### [Exercise details]
Look through the records below, and copy out every line that holds the string "this".
>> START Provided material
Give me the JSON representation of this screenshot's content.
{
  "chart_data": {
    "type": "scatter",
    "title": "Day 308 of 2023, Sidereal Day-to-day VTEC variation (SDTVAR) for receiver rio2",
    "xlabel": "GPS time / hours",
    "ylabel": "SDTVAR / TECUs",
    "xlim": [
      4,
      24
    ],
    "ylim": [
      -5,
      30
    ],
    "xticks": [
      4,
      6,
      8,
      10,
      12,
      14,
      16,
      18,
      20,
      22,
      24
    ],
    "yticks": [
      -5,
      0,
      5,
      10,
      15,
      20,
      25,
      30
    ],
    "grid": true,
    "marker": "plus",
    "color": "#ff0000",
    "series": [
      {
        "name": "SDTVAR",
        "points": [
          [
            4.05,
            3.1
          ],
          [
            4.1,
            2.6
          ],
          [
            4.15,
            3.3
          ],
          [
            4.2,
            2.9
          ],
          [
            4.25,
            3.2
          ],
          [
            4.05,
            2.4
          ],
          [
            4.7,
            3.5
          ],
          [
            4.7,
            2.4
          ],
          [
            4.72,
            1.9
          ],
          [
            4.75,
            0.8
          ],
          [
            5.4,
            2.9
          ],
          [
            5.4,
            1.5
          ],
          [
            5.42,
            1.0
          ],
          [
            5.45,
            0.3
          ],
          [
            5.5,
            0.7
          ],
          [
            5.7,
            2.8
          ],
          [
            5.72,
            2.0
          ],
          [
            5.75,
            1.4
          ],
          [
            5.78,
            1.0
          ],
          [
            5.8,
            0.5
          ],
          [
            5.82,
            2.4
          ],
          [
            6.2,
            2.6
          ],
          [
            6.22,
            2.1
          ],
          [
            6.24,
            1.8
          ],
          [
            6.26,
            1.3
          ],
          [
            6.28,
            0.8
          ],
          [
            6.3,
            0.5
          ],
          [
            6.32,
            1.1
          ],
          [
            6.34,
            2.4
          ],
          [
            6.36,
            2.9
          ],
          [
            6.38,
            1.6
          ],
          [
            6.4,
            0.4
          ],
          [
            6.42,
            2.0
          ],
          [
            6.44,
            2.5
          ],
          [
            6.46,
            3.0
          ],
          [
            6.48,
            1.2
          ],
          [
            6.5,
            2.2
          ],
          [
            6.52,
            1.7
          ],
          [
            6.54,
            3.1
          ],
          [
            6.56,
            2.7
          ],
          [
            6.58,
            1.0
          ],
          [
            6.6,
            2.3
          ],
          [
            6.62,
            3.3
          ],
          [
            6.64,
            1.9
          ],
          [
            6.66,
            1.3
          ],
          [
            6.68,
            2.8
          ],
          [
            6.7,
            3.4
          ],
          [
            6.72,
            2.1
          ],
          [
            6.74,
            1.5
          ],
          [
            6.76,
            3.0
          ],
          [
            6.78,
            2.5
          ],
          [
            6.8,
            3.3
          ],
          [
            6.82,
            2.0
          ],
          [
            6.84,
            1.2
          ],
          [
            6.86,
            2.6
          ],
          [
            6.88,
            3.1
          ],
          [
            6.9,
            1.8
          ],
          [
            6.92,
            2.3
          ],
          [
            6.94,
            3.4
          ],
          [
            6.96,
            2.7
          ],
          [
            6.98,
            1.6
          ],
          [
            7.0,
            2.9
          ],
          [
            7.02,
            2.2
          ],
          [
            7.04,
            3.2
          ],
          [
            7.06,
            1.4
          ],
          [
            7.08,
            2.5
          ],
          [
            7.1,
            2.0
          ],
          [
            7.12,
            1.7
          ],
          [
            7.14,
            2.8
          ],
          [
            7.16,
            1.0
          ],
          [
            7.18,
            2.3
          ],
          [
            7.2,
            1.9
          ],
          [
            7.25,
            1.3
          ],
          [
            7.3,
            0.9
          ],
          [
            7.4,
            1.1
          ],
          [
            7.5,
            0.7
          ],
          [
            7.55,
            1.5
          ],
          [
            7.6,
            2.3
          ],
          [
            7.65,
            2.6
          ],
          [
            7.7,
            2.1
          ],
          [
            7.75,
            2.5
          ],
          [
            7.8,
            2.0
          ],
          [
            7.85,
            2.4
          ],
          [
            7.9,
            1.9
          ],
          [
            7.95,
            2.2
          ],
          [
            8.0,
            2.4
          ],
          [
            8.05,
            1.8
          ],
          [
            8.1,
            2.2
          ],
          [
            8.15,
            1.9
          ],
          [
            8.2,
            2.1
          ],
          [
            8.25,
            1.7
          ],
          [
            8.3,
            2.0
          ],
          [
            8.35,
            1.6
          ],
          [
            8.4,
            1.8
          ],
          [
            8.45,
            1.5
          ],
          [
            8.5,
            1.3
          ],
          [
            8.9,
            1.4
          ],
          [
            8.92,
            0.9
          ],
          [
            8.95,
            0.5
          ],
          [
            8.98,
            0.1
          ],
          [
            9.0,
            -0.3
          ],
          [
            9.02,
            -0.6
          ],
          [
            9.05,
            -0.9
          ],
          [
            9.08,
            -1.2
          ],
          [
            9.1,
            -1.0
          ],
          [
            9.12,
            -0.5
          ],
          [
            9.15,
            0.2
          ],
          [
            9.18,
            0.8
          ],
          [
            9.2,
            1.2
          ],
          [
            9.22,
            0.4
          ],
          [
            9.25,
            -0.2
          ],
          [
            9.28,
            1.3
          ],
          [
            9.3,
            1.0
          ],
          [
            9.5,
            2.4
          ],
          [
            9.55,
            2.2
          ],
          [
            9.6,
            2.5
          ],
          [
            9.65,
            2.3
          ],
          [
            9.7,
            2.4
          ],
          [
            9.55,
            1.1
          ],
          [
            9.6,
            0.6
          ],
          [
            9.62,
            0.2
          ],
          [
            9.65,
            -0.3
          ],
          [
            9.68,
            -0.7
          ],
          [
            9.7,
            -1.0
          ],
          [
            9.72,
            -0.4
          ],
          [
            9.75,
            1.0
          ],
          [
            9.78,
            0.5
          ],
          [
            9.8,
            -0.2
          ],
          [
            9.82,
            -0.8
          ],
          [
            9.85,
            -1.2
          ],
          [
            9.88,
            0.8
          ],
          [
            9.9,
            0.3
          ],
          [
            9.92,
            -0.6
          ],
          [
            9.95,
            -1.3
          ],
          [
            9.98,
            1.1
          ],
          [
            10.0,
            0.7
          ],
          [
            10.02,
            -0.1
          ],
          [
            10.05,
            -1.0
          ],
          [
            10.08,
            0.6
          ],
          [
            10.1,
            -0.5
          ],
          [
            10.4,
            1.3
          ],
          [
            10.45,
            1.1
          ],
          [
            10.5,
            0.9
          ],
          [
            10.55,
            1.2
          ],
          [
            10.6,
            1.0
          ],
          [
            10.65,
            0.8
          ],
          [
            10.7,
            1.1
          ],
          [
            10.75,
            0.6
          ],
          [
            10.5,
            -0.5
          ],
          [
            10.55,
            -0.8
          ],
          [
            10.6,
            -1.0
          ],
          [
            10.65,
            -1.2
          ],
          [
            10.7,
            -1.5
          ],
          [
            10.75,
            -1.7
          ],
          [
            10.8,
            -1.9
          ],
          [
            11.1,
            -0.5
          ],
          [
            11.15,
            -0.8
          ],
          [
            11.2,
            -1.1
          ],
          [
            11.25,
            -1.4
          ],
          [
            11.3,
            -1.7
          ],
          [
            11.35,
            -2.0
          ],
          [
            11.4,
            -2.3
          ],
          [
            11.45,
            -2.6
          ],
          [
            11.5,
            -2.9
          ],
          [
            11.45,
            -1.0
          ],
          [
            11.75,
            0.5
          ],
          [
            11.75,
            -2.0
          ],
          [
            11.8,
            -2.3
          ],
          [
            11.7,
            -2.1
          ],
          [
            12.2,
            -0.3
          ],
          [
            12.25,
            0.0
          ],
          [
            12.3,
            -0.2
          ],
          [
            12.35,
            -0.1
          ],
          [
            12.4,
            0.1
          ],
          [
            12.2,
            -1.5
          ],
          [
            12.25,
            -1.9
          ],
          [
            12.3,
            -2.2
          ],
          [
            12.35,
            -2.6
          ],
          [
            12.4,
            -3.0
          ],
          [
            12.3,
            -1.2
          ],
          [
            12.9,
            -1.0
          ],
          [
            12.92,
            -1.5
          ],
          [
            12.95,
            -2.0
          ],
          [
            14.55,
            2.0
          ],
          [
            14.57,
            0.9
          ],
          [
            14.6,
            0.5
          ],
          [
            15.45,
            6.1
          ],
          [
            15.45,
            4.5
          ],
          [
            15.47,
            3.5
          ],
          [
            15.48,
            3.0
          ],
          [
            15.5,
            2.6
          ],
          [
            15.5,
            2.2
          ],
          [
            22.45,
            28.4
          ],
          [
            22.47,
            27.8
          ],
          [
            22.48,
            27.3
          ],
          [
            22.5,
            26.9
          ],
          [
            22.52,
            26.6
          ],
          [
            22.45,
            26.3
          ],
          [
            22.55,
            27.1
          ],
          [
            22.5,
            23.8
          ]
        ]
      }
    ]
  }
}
>> END Provided material
>> START Provided material
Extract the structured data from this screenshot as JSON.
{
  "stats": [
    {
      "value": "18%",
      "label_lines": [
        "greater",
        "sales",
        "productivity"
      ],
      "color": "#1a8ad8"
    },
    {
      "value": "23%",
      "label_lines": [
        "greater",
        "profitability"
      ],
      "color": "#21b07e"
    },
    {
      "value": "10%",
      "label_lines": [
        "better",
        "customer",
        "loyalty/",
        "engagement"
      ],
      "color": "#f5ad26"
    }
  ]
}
>> END Provided material
### [Complete response]
Give me the JSON representation of this screenshot's content.
Extract the structured data from this screenshot as JSON.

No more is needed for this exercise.